**Stated task:** Lines containing the word "Elhangzott" are the ones to copy from the records below.

**Provided data:**
--- --- ---

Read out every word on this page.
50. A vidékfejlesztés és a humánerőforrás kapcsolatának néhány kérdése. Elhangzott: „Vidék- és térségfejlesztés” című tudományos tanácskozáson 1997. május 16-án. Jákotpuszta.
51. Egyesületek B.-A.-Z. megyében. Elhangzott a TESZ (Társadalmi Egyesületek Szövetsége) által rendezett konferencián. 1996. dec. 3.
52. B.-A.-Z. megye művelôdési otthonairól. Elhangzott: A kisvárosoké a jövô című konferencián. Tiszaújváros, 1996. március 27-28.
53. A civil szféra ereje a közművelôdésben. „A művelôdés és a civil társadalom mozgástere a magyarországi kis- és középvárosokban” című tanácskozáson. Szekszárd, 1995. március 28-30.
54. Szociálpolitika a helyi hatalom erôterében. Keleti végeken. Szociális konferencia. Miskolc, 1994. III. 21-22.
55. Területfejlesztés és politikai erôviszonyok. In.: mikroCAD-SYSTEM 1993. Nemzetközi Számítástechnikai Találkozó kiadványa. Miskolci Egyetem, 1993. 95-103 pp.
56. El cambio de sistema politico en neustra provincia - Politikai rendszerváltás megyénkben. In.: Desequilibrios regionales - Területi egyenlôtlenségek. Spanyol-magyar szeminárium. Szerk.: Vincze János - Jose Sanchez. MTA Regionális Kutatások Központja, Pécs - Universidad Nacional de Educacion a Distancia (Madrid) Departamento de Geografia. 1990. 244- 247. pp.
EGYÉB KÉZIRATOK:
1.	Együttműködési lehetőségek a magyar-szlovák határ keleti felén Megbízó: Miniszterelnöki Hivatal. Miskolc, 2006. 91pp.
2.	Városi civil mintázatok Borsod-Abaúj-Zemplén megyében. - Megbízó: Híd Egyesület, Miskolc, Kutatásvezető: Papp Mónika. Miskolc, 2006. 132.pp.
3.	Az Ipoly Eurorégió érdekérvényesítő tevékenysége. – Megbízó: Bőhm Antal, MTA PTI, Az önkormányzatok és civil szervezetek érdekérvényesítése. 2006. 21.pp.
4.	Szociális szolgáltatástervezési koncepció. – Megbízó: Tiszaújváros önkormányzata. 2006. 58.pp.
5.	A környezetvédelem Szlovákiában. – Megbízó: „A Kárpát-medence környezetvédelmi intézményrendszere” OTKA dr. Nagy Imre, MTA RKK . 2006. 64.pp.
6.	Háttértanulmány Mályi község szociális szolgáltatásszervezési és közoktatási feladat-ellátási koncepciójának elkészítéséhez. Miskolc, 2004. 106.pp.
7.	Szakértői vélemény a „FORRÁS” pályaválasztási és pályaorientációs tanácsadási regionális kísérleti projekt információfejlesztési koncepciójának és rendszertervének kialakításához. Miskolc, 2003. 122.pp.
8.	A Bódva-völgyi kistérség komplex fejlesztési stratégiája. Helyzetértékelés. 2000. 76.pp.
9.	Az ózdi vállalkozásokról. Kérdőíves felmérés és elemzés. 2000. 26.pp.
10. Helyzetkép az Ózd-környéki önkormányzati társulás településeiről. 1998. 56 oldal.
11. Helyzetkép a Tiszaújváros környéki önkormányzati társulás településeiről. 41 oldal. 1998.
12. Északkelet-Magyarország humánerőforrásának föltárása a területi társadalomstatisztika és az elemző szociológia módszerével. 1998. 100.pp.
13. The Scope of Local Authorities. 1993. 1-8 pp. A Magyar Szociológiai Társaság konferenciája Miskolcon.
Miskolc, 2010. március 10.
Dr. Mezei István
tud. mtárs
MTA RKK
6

--- --- ---

**Answer to this task:**
50. A vidékfejlesztés és a humánerőforrás kapcsolatának néhány kérdése. Elhangzott: „Vidék- és térségfejlesztés” című tudományos tanácskozáson 1997. május 16-án. Jákotpuszta.
51. Egyesületek B.-A.-Z. megyében. Elhangzott a TESZ (Társadalmi Egyesületek Szövetsége) által rendezett konferencián. 1996. dec. 3.
52. B.-A.-Z. megye művelôdési otthonairól. Elhangzott: A kisvárosoké a jövô című konferencián. Tiszaújváros, 1996. március 27-28.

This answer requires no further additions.